Problem requirements: Restate the records in their entirety, word for word.

Stored rows:
-----
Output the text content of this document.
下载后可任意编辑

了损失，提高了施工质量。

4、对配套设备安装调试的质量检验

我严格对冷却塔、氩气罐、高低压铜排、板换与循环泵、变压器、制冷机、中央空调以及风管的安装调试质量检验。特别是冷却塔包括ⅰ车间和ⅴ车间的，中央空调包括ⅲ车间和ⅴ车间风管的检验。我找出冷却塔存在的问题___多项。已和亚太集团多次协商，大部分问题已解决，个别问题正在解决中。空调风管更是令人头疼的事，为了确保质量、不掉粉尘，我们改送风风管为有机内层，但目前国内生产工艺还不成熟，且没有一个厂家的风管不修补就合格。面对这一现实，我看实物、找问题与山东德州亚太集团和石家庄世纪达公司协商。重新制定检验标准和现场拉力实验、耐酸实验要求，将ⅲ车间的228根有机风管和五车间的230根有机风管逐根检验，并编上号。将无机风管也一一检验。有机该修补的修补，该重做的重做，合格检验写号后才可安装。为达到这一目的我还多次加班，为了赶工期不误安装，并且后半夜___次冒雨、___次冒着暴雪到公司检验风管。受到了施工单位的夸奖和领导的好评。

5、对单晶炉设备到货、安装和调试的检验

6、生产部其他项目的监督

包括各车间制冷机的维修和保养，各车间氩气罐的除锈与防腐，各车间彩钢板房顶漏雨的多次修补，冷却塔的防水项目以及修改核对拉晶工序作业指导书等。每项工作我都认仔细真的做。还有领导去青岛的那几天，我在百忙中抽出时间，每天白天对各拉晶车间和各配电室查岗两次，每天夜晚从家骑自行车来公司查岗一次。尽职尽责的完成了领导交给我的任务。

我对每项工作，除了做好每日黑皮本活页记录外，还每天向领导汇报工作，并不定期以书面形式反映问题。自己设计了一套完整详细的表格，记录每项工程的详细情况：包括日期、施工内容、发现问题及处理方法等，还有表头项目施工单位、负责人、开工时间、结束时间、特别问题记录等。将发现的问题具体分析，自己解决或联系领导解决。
-----
Output of the task:
Output the text content of this document.
下载后可任意编辑

了损失，提高了施工质量。

4、对配套设备安装调试的质量检验

我严格对冷却塔、氩气罐、高低压铜排、板换与循环泵、变压器、制冷机、中央空调以及风管的安装调试质量检验。特别是冷却塔包括ⅰ车间和ⅴ车间的，中央空调包括ⅲ车间和ⅴ车间风管的检验。我找出冷却塔存在的问题___多项。已和亚太集团多次协商，大部分问题已解决，个别问题正在解决中。空调风管更是令人头疼的事，为了确保质量、不掉粉尘，我们改送风风管为有机内层，但目前国内生产工艺还不成熟，且没有一个厂家的风管不修补就合格。面对这一现实，我看实物、找问题与山东德州亚太集团和石家庄世纪达公司协商。重新制定检验标准和现场拉力实验、耐酸实验要求，将ⅲ车间的228根有机风管和五车间的230根有机风管逐根检验，并编上号。将无机风管也一一检验。有机该修补的修补，该重做的重做，合格检验写号后才可安装。为达到这一目的我还多次加班，为了赶工期不误安装，并且后半夜___次冒雨、___次冒着暴雪到公司检验风管。受到了施工单位的夸奖和领导的好评。

5、对单晶炉设备到货、安装和调试的检验

6、生产部其他项目的监督

包括各车间制冷机的维修和保养，各车间氩气罐的除锈与防腐，各车间彩钢板房顶漏雨的多次修补，冷却塔的防水项目以及修改核对拉晶工序作业指导书等。每项工作我都认仔细真的做。还有领导去青岛的那几天，我在百忙中抽出时间，每天白天对各拉晶车间和各配电室查岗两次，每天夜晚从家骑自行车来公司查岗一次。尽职尽责的完成了领导交给我的任务。

我对每项工作，除了做好每日黑皮本活页记录外，还每天向领导汇报工作，并不定期以书面形式反映问题。自己设计了一套完整详细的表格，记录每项工程的详细情况：包括日期、施工内容、发现问题及处理方法等，还有表头项目施工单位、负责人、开工时间、结束时间、特别问题记录等。将发现的问题具体分析，自己解决或联系领导解决。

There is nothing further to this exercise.